**Your objective:** In the data below, find every line with the string "JSON" and pull it out.
***** Material to process *****
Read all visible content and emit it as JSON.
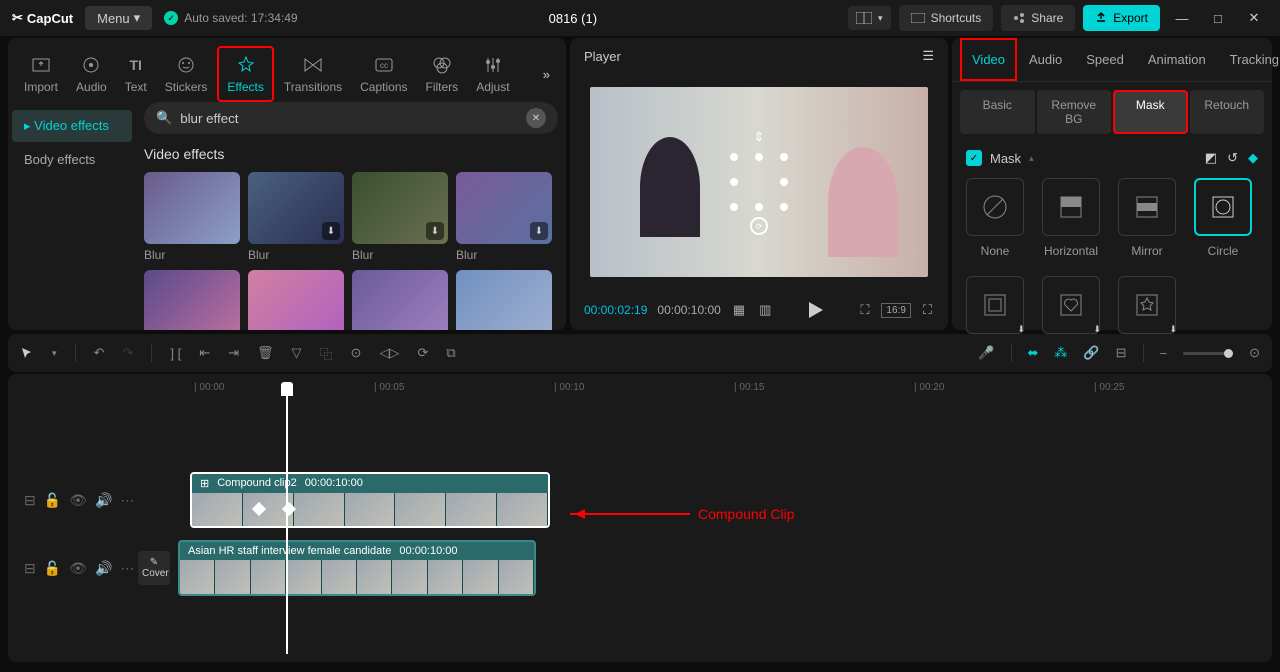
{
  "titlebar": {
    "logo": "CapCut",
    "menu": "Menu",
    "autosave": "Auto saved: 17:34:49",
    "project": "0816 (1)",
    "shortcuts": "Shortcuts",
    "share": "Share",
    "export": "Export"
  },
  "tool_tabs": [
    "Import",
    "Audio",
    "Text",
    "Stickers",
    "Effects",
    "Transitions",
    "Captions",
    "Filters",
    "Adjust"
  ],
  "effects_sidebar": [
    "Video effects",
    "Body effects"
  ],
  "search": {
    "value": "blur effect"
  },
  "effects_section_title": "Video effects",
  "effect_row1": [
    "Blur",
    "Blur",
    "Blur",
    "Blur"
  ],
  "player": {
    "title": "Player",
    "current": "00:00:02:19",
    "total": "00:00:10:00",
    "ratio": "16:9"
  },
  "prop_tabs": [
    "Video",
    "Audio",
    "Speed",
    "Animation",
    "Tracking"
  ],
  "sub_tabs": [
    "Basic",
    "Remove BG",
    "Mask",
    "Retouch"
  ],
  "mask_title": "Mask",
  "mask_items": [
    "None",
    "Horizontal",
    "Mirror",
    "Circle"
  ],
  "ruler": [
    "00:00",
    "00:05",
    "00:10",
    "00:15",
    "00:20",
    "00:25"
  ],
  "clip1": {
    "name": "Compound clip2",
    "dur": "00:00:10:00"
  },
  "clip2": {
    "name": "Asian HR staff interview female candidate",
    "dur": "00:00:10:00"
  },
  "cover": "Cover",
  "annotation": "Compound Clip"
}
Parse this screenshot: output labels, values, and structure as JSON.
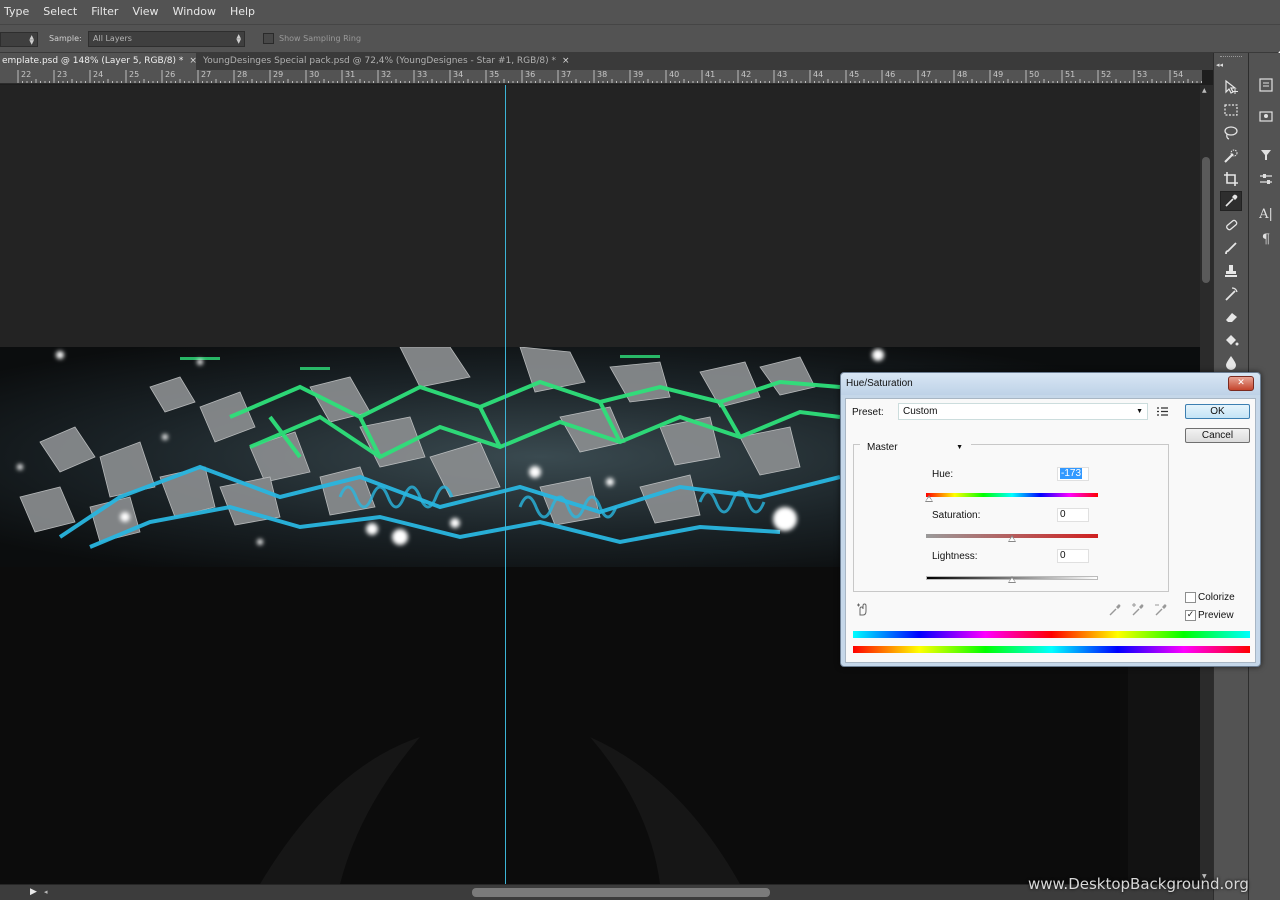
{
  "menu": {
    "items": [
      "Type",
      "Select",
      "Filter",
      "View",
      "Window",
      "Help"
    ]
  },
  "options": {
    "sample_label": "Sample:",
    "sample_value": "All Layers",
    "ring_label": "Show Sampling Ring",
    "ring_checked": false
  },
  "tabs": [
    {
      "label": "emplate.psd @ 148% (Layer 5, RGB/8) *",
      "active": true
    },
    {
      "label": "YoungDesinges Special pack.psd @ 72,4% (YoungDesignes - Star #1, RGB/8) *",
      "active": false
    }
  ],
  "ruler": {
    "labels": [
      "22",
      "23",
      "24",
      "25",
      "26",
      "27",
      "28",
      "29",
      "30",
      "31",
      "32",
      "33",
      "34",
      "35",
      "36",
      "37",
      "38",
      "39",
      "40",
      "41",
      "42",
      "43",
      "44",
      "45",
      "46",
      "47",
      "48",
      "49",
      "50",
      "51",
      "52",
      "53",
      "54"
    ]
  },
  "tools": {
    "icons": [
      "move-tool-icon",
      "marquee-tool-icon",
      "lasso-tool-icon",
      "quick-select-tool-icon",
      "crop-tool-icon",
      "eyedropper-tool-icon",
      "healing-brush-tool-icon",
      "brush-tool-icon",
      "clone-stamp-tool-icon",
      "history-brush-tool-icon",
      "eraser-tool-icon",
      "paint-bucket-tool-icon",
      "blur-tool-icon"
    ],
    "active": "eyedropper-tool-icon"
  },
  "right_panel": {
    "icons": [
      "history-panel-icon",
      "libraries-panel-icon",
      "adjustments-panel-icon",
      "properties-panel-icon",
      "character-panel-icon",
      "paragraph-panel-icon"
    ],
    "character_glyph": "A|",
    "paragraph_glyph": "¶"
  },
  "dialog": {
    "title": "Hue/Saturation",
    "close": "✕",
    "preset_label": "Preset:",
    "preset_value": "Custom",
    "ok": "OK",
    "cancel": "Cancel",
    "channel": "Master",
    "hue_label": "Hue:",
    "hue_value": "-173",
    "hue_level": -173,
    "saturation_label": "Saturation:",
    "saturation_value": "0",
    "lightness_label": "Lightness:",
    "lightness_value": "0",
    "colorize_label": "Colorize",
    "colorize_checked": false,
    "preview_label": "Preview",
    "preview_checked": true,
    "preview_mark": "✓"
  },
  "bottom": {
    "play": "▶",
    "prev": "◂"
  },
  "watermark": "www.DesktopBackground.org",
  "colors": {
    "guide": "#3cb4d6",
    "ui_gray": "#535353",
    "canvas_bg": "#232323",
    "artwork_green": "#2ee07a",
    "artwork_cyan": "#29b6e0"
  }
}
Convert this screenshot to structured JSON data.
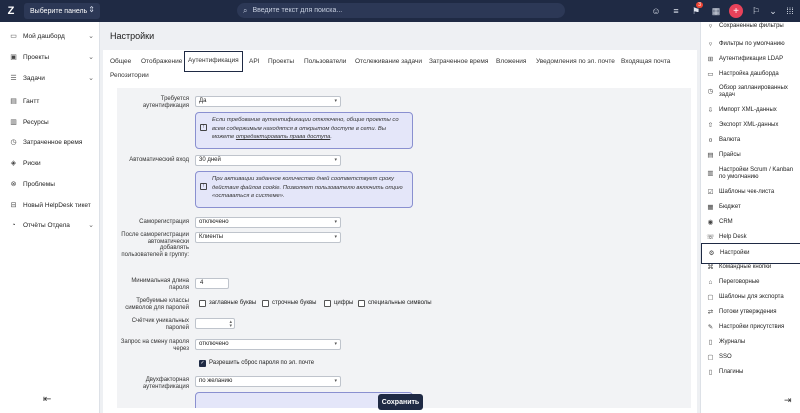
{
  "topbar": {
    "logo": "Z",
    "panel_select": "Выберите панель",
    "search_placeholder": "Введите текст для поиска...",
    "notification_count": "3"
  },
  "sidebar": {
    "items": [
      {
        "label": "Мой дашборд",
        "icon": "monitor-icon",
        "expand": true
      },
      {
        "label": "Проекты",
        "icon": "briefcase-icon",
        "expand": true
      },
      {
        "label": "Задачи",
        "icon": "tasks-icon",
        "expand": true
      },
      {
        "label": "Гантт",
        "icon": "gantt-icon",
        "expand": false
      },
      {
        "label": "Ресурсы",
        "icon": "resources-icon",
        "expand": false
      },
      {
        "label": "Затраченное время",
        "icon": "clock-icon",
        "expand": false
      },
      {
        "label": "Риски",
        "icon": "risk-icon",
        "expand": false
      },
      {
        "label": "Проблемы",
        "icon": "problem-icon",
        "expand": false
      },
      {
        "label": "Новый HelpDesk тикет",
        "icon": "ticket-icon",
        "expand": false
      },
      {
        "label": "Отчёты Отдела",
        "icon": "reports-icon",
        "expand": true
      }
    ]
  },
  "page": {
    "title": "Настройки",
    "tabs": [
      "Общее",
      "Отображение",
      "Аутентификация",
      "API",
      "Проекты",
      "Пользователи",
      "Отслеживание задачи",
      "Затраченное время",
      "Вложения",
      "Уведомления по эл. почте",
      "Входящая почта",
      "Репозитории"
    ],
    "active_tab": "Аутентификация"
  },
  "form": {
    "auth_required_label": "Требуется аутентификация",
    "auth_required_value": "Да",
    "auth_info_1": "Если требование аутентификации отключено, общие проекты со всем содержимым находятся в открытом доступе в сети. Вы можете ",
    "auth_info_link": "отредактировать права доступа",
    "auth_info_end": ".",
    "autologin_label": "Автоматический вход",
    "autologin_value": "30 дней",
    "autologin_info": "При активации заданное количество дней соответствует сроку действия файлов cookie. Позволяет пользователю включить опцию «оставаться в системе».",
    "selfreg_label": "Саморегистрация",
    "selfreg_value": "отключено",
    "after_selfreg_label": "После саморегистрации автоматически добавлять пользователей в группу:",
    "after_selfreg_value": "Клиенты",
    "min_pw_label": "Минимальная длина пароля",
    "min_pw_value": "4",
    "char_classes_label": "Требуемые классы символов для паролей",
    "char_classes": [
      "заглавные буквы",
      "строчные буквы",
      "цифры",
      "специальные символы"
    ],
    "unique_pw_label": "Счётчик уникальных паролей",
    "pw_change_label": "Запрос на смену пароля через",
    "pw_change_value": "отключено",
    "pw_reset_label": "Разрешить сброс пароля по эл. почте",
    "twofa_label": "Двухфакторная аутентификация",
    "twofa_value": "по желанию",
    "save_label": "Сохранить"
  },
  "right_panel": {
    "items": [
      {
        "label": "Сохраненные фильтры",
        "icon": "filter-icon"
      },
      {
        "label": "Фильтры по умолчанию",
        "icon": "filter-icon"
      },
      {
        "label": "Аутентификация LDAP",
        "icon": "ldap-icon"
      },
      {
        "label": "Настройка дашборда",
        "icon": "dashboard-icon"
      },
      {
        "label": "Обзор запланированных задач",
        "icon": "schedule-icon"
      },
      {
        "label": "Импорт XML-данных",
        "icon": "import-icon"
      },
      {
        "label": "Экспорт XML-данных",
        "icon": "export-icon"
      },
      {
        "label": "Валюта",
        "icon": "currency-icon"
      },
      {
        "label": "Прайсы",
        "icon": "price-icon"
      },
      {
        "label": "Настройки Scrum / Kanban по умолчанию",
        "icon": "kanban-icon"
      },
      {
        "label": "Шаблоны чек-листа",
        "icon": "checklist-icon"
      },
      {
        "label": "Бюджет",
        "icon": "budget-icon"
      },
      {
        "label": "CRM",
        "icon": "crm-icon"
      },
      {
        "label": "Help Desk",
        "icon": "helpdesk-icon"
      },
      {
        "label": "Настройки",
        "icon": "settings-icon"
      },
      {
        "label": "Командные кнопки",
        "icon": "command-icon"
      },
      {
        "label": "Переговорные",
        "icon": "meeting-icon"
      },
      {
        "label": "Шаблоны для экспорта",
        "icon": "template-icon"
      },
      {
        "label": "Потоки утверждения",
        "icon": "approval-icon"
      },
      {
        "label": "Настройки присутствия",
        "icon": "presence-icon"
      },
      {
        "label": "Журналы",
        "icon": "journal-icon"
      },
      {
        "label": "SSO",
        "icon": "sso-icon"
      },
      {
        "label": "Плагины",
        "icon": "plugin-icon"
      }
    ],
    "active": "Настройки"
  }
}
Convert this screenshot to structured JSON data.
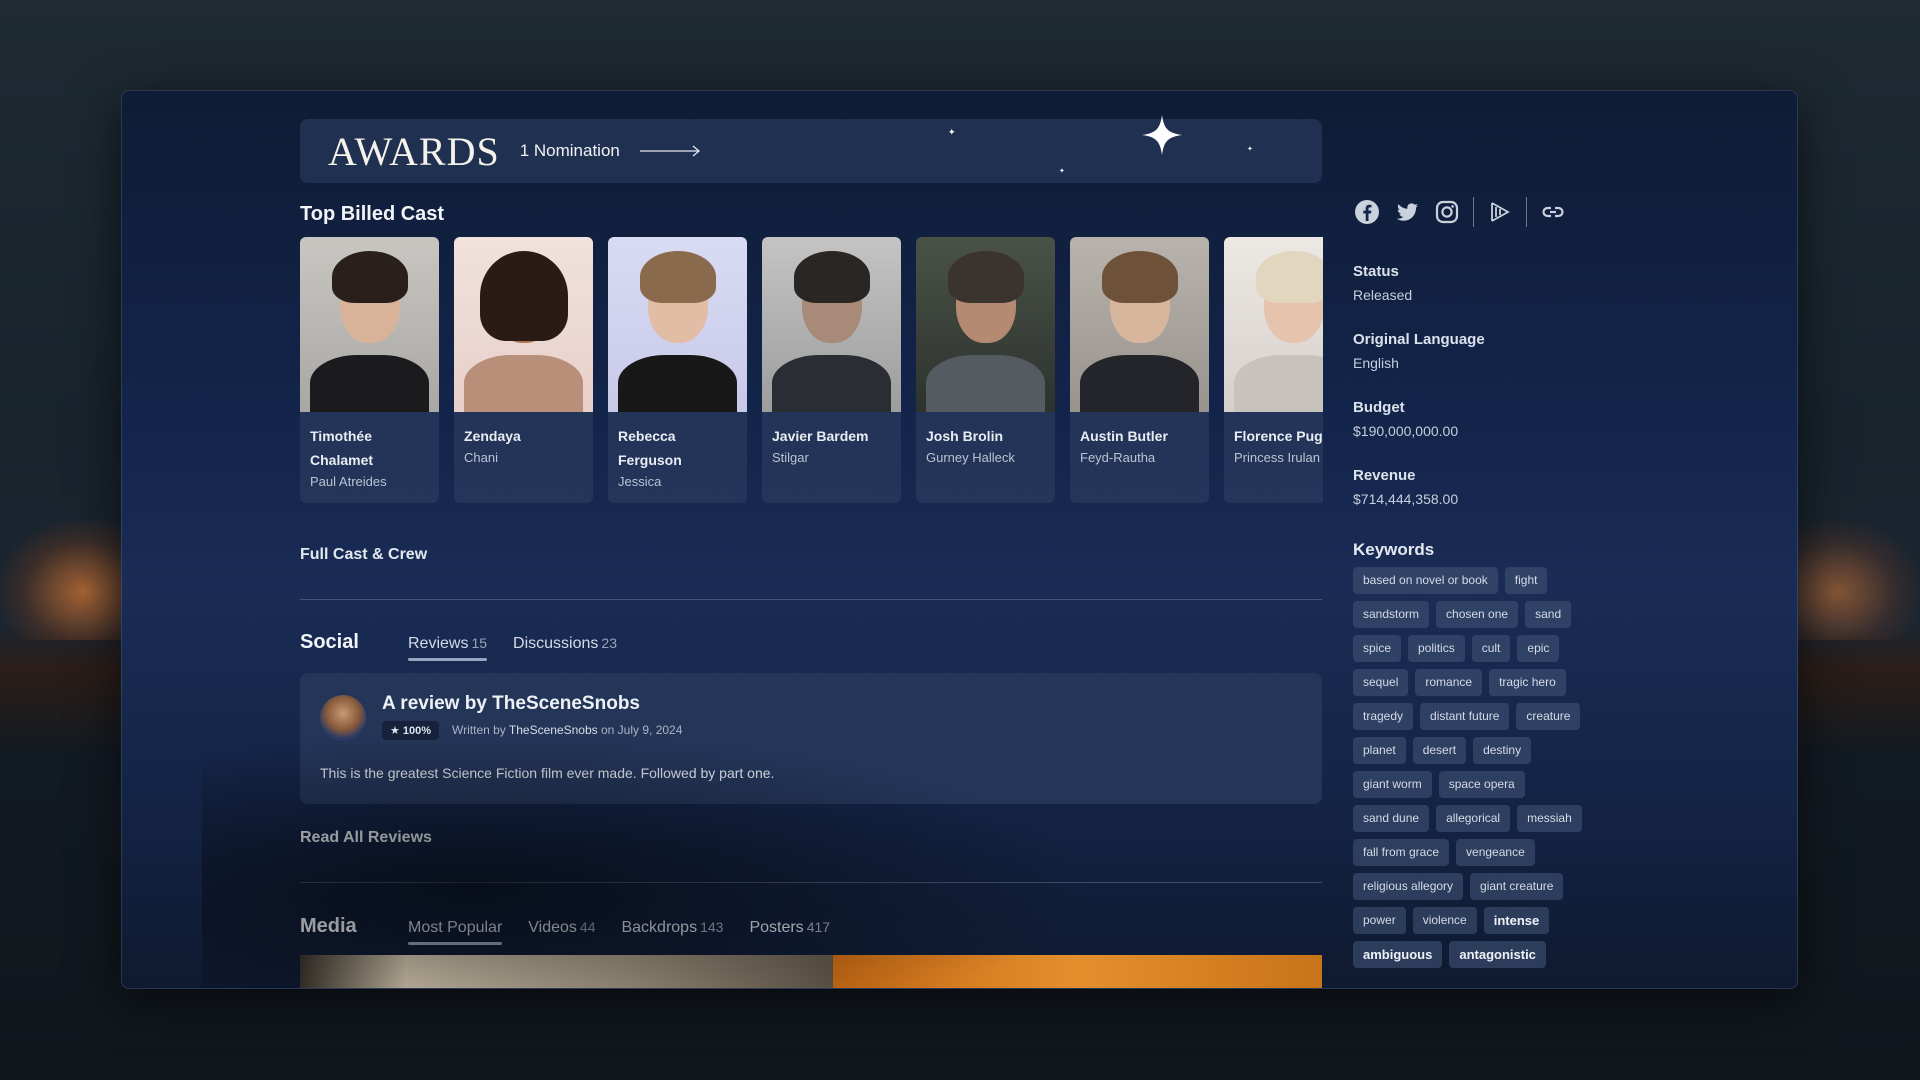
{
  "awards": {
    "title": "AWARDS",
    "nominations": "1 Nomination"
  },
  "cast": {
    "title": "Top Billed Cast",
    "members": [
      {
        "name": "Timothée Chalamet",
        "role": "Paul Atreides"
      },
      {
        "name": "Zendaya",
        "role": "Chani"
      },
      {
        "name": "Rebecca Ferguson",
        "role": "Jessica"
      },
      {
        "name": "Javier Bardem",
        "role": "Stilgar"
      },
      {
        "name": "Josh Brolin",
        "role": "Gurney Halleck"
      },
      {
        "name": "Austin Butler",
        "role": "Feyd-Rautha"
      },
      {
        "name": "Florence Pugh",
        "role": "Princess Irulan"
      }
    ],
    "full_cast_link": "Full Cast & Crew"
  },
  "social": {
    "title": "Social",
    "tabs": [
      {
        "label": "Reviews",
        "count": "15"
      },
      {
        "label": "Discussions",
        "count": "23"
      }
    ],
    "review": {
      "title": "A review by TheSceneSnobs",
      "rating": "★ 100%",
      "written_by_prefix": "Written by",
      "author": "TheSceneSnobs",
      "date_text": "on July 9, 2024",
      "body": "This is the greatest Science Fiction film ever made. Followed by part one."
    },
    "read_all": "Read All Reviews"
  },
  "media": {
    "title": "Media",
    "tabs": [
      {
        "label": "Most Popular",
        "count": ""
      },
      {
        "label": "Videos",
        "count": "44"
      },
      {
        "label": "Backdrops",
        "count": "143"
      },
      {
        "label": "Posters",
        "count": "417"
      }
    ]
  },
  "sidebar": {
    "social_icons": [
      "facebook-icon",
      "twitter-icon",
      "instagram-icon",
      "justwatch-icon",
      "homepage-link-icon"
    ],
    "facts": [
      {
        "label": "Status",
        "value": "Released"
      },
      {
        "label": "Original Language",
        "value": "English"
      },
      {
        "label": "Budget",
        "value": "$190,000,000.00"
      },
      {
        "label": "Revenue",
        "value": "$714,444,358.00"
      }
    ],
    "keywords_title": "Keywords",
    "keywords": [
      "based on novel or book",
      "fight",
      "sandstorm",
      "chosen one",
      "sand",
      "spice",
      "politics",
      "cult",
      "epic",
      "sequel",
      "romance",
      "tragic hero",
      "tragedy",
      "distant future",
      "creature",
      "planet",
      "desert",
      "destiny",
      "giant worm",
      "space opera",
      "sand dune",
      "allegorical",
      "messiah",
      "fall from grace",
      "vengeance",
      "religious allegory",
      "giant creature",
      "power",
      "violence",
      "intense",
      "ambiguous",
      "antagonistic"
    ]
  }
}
*****
**Task answer:**
Read all visible content and emit it as JSON.
Parse this screenshot: output labels, values, and structure as JSON.
Convert this screenshot to structured JSON data.
Convert this screenshot to structured JSON data.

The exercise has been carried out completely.